[Dataset records]:
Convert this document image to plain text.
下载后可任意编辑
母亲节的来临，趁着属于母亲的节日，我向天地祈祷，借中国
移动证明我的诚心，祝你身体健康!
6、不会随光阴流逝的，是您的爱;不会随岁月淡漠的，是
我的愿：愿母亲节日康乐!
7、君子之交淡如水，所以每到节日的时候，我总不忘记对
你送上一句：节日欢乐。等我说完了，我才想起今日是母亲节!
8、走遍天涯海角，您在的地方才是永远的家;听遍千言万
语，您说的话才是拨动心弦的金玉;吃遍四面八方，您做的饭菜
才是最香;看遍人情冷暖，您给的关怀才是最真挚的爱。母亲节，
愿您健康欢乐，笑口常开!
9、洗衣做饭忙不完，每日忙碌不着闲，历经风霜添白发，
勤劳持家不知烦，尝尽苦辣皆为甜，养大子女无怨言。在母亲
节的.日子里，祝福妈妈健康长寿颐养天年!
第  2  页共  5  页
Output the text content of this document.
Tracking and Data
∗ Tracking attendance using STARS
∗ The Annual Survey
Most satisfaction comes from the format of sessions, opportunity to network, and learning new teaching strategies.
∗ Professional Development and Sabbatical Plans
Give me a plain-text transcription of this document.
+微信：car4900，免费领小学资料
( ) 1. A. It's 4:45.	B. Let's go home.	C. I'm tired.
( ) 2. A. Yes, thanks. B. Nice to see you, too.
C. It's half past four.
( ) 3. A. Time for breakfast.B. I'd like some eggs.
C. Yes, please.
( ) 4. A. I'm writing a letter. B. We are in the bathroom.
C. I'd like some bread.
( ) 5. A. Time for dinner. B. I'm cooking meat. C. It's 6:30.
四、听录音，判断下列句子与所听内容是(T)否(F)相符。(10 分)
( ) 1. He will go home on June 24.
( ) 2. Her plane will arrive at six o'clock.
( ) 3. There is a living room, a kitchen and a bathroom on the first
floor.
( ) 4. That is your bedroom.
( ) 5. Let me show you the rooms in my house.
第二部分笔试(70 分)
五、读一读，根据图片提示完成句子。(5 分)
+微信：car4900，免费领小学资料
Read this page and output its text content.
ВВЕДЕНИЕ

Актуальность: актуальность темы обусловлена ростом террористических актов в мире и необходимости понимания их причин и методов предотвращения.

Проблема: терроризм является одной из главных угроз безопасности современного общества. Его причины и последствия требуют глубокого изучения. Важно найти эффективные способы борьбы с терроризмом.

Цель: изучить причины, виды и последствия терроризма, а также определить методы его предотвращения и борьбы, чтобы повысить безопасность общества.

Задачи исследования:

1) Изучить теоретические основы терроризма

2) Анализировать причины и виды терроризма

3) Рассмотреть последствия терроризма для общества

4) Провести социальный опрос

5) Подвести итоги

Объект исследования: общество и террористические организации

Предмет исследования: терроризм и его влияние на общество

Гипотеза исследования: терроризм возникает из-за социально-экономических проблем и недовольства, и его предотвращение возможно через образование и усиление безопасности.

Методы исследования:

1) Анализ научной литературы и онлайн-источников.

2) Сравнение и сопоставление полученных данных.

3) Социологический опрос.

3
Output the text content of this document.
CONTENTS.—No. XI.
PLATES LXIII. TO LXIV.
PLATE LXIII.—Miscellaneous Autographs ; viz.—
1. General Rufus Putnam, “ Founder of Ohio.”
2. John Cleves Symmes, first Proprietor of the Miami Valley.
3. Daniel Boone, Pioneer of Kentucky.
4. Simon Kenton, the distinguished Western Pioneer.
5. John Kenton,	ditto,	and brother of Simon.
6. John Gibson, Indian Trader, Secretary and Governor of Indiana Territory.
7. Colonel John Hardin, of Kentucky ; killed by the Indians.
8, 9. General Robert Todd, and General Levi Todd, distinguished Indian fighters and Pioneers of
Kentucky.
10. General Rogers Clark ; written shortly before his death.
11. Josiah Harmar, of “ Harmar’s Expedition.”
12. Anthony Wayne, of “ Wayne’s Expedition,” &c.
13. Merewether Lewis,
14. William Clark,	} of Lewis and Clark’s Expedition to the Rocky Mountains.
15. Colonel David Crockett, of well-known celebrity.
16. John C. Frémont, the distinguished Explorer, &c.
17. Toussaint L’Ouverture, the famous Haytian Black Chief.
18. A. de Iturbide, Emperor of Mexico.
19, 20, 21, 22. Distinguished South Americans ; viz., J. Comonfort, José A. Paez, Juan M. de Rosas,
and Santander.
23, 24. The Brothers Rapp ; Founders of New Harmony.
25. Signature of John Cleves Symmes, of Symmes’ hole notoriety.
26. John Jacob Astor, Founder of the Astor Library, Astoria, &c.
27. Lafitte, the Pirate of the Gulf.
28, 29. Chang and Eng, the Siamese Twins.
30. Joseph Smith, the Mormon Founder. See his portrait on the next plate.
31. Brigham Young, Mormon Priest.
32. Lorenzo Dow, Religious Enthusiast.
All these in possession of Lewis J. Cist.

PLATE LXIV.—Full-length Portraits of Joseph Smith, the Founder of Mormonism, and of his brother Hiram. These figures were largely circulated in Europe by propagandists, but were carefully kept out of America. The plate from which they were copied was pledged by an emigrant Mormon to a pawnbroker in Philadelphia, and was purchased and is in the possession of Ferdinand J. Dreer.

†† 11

[Short problem]:
In the entries above, count each line holding "like" and report the total and nothing more.

[Task output]:
2